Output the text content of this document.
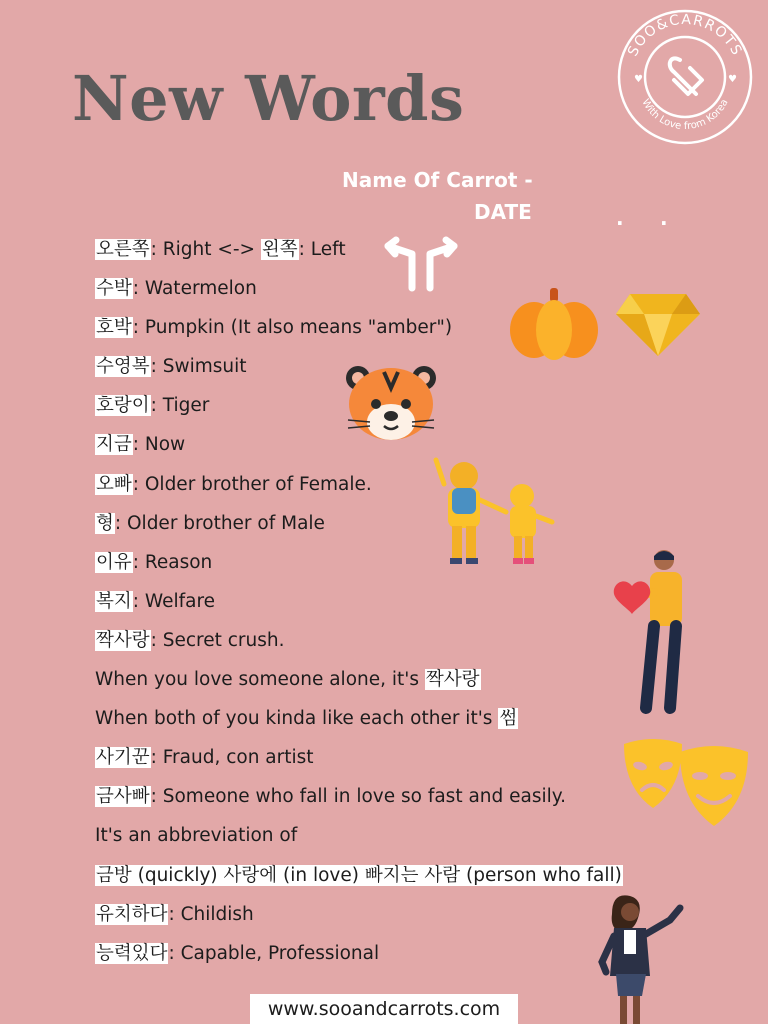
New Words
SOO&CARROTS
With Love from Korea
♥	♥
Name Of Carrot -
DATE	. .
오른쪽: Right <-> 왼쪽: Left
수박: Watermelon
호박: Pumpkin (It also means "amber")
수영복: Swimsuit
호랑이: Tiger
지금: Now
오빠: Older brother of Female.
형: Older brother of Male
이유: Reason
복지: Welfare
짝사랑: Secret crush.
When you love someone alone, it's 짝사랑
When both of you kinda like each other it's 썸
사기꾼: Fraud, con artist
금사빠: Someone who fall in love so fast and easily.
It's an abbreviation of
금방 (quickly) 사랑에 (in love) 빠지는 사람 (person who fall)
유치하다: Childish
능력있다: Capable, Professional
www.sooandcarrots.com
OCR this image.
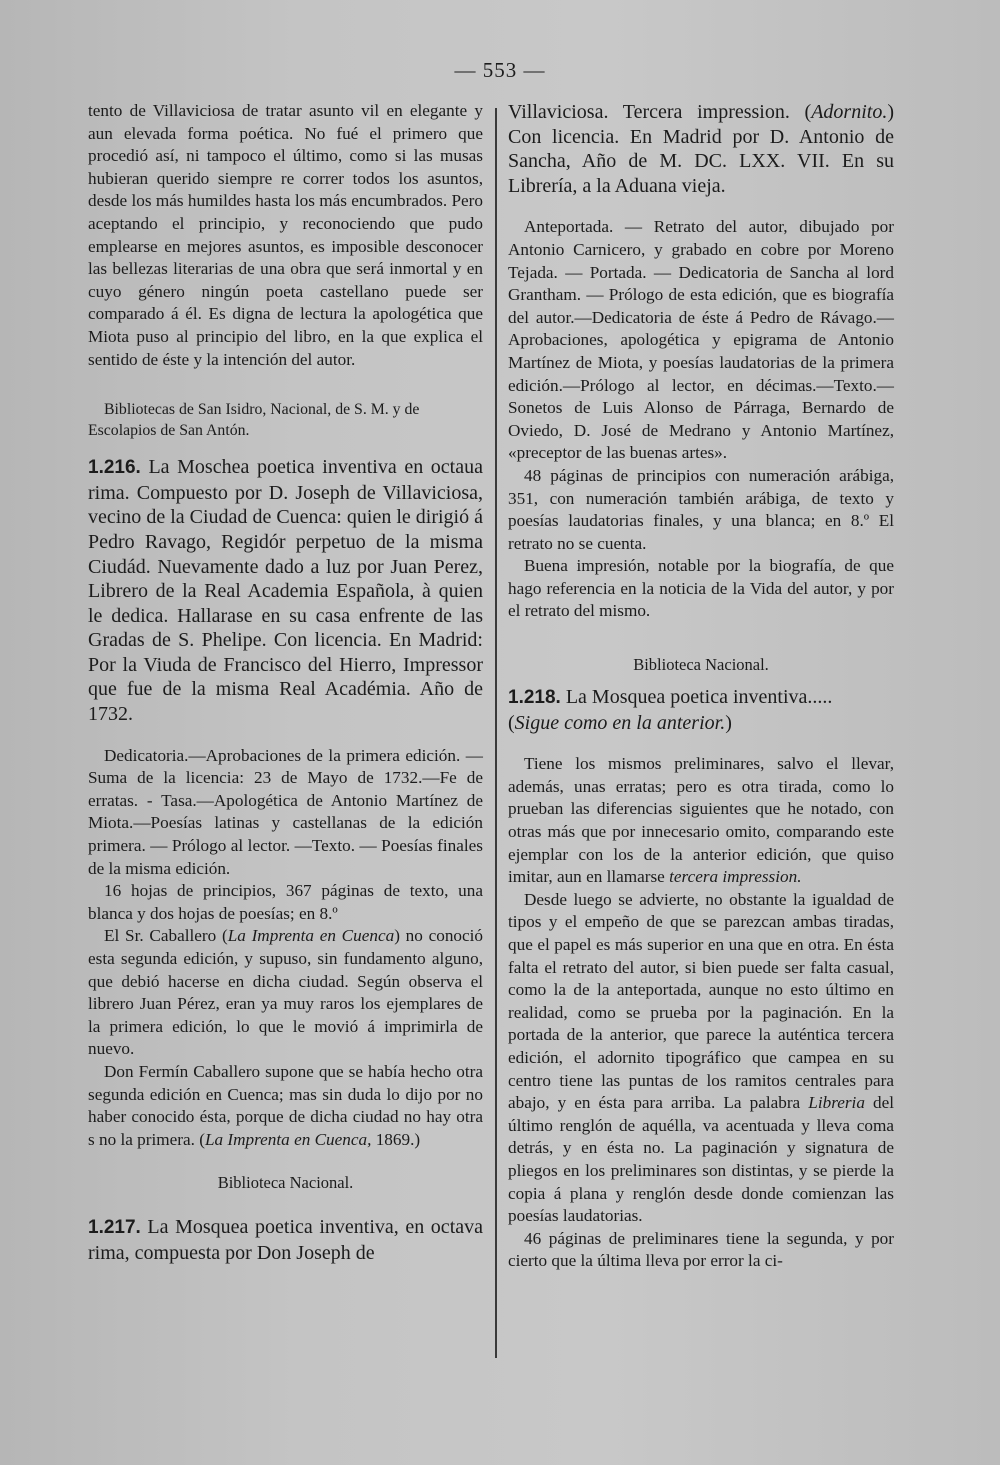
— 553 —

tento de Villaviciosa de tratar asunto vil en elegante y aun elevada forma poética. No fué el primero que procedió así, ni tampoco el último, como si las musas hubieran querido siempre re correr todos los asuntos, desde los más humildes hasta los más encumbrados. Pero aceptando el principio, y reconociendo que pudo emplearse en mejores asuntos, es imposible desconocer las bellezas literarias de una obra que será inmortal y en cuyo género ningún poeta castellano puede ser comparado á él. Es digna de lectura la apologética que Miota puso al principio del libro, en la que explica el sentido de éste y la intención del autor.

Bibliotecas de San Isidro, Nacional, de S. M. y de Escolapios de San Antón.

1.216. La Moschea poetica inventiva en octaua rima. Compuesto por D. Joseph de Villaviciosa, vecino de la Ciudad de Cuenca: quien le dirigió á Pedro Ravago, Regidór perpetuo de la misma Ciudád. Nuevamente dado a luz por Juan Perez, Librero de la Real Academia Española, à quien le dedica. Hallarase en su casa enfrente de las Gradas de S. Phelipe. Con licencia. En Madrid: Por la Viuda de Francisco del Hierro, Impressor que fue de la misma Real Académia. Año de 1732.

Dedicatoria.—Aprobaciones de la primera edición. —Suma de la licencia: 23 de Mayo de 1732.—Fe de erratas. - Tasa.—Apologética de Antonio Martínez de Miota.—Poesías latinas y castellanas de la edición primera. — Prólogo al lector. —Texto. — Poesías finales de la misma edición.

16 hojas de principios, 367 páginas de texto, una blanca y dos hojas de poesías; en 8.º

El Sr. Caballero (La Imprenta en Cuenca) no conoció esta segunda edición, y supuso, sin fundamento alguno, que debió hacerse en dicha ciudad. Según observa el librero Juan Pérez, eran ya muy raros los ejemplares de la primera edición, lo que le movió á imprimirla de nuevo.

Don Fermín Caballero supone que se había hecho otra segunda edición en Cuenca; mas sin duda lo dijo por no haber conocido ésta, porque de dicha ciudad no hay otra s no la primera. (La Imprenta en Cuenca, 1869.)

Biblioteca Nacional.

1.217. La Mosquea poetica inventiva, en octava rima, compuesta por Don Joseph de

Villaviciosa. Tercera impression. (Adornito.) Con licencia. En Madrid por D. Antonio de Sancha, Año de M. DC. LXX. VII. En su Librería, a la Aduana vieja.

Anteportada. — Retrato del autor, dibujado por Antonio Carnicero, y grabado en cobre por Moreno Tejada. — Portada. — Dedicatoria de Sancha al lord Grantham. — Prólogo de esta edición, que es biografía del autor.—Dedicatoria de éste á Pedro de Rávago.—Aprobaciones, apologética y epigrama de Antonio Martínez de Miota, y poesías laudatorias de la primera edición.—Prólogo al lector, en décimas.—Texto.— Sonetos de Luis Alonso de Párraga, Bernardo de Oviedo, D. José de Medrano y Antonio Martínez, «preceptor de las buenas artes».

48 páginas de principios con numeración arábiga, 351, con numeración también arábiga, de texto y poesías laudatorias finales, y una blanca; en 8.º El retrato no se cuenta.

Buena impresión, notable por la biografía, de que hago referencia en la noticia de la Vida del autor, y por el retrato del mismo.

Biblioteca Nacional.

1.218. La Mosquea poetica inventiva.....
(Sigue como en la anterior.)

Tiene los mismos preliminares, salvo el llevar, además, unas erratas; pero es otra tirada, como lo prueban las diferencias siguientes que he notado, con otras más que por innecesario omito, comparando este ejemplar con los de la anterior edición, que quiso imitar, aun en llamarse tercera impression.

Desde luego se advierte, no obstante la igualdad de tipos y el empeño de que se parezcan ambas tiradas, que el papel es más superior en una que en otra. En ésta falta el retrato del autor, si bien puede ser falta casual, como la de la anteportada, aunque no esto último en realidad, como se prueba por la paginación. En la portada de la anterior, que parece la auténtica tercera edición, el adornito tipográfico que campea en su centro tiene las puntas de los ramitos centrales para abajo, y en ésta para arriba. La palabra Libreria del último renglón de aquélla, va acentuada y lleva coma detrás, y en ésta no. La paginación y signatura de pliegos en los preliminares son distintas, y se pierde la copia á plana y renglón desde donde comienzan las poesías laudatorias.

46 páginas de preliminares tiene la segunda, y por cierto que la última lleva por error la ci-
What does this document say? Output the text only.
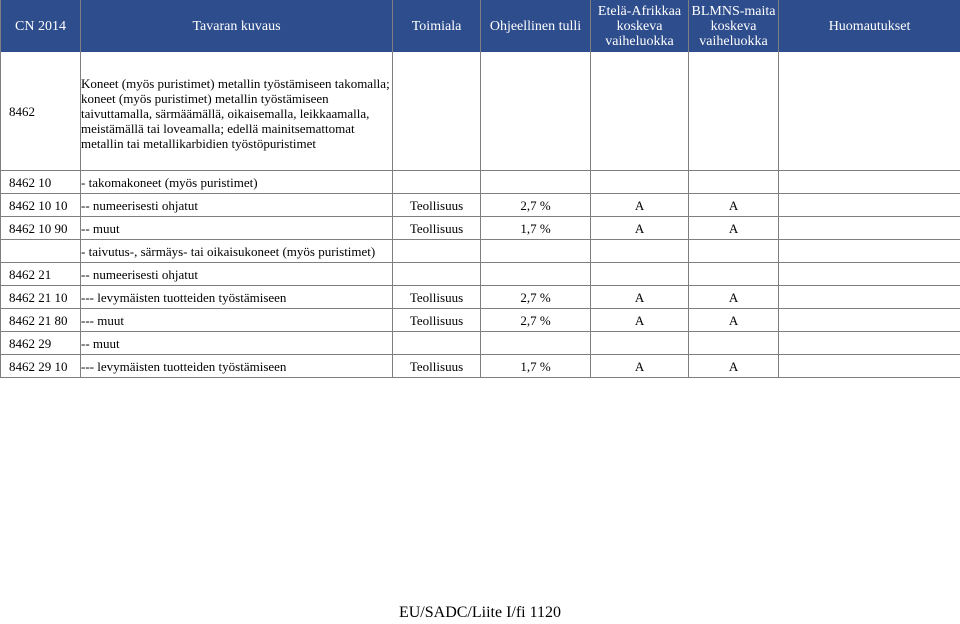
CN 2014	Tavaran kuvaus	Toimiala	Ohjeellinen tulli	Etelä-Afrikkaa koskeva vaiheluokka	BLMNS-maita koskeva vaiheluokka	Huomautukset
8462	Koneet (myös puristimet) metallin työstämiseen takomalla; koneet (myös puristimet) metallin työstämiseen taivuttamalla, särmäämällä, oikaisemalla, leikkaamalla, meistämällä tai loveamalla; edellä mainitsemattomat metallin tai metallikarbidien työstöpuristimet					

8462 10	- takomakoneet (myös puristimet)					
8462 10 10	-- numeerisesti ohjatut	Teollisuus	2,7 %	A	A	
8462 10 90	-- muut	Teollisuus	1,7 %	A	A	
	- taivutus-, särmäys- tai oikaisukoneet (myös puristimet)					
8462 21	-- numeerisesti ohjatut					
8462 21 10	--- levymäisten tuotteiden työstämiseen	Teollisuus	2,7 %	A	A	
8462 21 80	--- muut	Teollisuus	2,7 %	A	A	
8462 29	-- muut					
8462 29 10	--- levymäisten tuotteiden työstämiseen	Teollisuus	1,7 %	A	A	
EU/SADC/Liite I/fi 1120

#####

## Brief
Return each line of the data that contains the string "Teollisuus".

## Exercise answer
8462 10 10	-- numeerisesti ohjatut	Teollisuus	2,7 %	A	A	
8462 10 90	-- muut	Teollisuus	1,7 %	A	A	
8462 21 10	--- levymäisten tuotteiden työstämiseen	Teollisuus	2,7 %	A	A	
8462 21 80	--- muut	Teollisuus	2,7 %	A	A	
8462 29 10	--- levymäisten tuotteiden työstämiseen	Teollisuus	1,7 %	A	A	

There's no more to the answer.